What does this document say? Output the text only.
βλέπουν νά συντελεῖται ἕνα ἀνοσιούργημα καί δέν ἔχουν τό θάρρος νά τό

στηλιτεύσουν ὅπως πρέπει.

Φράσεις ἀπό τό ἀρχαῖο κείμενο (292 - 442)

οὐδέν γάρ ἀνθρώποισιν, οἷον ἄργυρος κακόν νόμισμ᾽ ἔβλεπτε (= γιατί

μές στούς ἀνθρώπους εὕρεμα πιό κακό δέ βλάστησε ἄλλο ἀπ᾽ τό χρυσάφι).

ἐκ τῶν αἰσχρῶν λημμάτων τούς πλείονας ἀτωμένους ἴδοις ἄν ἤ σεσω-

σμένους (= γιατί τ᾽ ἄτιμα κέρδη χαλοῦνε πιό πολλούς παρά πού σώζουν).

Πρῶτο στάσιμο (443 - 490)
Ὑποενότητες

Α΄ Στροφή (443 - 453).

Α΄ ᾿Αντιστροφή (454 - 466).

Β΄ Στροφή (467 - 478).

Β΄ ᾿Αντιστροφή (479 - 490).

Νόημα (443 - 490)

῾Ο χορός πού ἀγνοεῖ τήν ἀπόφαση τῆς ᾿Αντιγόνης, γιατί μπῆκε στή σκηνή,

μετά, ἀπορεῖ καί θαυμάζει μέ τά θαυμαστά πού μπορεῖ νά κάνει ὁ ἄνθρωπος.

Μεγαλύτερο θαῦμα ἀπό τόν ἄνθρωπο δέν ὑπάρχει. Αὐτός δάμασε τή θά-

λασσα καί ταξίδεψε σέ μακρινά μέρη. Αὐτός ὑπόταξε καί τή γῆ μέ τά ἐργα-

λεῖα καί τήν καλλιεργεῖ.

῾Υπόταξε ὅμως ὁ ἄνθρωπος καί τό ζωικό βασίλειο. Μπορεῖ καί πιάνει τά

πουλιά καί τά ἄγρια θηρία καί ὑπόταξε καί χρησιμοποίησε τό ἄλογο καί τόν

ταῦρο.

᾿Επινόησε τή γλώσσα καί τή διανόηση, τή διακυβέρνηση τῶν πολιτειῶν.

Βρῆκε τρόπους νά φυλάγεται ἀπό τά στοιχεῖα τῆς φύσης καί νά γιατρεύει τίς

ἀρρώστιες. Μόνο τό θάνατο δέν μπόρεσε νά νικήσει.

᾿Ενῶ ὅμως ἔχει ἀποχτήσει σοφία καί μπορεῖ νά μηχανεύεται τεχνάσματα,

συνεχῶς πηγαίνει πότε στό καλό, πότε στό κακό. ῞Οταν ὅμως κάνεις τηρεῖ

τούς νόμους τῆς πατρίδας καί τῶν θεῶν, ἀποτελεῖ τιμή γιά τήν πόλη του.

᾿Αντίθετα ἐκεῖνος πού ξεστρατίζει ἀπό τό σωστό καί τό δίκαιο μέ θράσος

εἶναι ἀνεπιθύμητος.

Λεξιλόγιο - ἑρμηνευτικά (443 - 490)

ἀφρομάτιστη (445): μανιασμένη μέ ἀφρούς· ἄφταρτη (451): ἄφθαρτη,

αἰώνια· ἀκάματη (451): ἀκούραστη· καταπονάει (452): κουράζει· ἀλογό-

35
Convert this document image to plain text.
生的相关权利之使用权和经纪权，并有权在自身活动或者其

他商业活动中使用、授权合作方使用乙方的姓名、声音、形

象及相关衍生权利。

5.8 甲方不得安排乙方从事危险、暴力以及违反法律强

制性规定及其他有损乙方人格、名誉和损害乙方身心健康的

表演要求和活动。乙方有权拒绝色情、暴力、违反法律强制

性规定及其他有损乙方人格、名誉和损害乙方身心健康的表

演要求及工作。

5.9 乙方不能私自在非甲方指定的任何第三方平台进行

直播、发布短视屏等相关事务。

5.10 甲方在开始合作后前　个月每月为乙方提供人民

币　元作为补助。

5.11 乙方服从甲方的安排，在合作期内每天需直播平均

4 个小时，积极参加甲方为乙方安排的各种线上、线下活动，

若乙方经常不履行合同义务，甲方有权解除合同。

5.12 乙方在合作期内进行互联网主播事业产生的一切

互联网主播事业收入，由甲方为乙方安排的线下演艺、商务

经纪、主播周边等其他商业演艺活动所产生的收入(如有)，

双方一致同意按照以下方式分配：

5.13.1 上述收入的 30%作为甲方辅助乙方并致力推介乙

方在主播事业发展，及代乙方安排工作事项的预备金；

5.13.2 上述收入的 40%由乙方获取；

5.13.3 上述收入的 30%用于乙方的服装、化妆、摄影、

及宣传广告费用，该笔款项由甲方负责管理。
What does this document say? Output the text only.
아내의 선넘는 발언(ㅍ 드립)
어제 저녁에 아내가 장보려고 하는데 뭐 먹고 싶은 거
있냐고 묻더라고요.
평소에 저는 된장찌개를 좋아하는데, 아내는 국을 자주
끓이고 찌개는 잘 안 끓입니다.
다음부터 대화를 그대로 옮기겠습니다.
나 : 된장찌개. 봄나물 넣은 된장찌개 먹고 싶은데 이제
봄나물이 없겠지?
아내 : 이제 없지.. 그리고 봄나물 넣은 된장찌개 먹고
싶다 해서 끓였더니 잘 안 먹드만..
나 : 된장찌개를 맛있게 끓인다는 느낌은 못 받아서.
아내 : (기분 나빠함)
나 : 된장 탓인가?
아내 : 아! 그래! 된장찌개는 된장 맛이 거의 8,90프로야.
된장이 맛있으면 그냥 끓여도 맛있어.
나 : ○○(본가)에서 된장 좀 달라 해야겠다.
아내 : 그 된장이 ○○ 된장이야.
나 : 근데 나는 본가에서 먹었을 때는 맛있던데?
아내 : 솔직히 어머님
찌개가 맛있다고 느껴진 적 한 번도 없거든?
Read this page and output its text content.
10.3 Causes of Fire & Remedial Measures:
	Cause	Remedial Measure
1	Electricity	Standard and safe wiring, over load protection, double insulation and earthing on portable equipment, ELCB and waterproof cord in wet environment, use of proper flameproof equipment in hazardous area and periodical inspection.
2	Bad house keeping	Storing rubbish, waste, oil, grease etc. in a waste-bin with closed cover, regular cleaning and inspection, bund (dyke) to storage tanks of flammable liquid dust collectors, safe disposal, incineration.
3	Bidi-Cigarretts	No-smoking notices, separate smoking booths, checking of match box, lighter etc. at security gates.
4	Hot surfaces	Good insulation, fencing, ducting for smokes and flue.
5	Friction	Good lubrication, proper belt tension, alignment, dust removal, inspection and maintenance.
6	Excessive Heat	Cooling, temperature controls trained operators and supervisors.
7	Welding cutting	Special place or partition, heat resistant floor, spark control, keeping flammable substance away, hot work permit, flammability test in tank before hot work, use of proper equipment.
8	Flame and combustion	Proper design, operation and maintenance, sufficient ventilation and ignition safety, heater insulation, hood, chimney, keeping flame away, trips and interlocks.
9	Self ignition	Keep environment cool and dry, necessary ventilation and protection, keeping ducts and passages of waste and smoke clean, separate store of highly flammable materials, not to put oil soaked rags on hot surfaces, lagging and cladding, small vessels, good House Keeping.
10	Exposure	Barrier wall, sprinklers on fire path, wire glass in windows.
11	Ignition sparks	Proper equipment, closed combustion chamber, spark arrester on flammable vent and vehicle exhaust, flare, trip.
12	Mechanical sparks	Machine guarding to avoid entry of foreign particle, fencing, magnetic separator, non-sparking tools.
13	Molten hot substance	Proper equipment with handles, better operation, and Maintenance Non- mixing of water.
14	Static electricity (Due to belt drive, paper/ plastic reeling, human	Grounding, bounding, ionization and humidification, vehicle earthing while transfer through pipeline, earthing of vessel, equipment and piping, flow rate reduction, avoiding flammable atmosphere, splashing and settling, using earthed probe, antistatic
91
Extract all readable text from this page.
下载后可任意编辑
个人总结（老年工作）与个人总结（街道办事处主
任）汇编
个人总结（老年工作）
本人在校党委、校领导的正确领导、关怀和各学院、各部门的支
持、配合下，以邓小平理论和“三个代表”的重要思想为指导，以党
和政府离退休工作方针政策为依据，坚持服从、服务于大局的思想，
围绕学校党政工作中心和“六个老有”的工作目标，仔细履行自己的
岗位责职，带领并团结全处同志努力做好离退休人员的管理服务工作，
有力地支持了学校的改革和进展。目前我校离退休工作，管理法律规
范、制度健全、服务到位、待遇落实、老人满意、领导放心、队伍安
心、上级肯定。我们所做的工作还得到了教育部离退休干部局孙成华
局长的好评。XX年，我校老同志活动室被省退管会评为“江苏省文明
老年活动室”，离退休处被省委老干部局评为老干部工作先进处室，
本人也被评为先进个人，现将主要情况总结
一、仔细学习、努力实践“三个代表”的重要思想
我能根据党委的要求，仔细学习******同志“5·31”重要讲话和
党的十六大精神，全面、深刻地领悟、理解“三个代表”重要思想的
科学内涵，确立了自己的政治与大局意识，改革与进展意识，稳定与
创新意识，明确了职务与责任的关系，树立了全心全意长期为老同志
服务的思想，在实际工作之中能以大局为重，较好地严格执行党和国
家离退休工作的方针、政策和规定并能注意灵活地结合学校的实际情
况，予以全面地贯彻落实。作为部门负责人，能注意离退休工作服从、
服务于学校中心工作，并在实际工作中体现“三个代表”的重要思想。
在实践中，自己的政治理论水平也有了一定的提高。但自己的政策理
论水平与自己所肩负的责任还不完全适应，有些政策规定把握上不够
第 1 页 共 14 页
################
DIRECTIVE —
Some lines of the data above may hold the word "with"; report how many do, and nothing else.

ANSWER IN FULL —
2